*WHAT IS ASKED:* Each line containing the word "einer" should be found and copied.

---------- MATERIAL TO PROCESS

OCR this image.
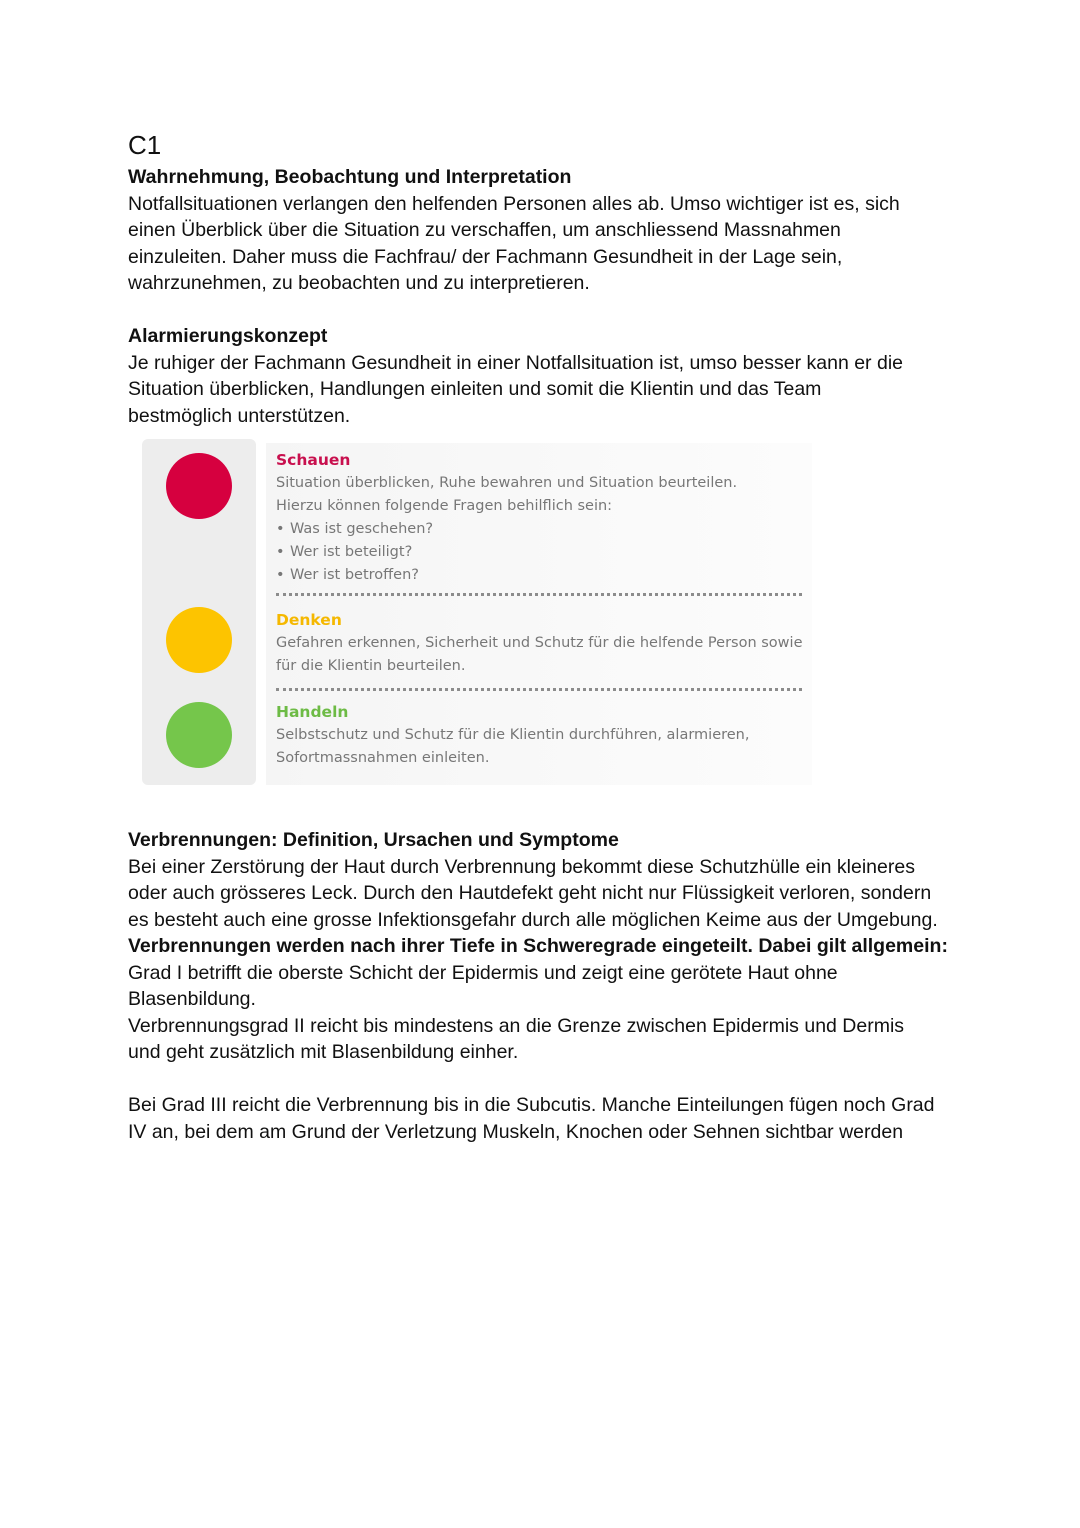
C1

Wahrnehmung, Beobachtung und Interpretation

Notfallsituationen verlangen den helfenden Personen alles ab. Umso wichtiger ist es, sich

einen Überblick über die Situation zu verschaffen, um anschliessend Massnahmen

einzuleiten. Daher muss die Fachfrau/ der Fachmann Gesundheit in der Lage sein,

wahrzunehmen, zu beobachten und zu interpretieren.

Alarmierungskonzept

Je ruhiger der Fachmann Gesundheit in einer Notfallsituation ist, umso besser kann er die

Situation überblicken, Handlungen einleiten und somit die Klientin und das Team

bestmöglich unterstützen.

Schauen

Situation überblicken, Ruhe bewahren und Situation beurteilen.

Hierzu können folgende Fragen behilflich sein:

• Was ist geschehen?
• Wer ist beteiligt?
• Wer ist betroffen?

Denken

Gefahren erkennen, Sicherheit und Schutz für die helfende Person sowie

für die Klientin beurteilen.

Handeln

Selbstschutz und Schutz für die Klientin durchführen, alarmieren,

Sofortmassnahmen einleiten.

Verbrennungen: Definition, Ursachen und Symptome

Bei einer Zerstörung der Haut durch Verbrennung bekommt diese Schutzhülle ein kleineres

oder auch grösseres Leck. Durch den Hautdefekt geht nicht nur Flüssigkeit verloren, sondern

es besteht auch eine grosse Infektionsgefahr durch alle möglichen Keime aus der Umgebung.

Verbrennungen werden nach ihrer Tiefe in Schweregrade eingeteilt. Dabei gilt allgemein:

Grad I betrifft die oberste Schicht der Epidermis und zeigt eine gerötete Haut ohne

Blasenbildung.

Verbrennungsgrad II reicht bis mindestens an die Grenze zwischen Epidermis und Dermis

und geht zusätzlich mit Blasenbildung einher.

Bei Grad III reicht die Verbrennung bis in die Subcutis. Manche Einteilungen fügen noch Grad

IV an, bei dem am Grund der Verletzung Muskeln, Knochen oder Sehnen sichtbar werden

--------------------
---------- MATERIAL TO PROCESS

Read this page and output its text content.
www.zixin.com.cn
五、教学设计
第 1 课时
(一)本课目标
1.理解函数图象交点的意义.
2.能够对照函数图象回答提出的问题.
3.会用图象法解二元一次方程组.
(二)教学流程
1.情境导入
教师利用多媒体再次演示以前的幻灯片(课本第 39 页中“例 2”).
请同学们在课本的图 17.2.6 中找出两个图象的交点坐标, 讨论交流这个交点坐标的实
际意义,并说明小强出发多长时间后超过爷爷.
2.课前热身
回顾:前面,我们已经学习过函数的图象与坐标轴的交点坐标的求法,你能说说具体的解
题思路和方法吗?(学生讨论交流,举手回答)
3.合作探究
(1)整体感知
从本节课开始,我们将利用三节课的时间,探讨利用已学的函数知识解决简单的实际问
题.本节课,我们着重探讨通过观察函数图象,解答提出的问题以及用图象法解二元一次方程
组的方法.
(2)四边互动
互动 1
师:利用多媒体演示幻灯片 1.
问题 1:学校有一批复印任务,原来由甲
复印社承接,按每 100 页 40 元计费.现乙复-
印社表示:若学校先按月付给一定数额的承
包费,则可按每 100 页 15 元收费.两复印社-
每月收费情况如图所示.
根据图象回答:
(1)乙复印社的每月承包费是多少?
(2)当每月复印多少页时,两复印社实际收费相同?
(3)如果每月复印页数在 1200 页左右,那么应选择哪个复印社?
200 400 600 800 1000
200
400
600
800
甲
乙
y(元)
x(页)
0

--------------------
---------- MATERIAL TO PROCESS

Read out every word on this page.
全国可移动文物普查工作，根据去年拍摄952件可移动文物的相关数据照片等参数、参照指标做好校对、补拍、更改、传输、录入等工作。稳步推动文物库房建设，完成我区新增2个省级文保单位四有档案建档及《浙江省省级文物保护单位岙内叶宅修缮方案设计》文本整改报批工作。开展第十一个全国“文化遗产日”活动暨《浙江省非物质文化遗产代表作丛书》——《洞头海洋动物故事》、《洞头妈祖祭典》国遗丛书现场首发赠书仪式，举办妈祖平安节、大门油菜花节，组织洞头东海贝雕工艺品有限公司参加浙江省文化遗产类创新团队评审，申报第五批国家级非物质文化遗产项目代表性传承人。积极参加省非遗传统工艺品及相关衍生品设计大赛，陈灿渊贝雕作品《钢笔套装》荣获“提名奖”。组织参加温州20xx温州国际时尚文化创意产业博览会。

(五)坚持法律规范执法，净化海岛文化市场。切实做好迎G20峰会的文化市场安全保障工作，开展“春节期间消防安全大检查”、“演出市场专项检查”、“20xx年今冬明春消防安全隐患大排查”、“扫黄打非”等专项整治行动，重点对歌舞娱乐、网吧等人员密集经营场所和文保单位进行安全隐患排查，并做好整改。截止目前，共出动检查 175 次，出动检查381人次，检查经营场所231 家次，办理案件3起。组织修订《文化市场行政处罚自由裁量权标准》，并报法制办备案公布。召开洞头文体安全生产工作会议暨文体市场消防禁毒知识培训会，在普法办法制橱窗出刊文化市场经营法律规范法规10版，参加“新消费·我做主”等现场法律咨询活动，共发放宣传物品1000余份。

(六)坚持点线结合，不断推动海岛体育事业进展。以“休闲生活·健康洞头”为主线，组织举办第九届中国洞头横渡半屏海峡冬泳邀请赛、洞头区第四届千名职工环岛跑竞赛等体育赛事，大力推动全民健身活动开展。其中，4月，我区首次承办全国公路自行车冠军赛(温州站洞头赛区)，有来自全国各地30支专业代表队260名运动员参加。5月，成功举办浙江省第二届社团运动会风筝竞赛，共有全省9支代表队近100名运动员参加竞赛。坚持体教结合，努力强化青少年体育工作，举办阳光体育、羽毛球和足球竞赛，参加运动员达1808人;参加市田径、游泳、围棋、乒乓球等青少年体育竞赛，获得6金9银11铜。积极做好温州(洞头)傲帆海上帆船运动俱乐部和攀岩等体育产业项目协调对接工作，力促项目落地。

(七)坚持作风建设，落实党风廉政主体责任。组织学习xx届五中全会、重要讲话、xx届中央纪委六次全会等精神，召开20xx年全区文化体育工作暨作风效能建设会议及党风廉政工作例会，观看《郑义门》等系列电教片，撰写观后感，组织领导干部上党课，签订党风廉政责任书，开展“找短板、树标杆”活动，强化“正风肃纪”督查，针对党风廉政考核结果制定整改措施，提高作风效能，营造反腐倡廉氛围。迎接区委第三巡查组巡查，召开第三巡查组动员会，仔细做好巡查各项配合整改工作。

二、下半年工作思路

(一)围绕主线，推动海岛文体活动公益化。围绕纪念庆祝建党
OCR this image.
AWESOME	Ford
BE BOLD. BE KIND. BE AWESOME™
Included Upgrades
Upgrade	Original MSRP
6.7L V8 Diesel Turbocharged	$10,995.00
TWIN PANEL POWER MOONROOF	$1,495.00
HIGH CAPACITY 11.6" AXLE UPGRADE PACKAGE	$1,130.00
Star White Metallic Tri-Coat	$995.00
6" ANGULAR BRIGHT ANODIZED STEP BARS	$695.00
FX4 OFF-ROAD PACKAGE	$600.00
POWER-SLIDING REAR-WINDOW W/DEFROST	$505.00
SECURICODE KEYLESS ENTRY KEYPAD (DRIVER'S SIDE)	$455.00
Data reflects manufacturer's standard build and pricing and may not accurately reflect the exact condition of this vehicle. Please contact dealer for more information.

--------------------

*SOLUTION TO THE PROBLEM:*
Je ruhiger der Fachmann Gesundheit in einer Notfallsituation ist, umso besser kann er die
Bei einer Zerstörung der Haut durch Verbrennung bekommt diese Schutzhülle ein kleineres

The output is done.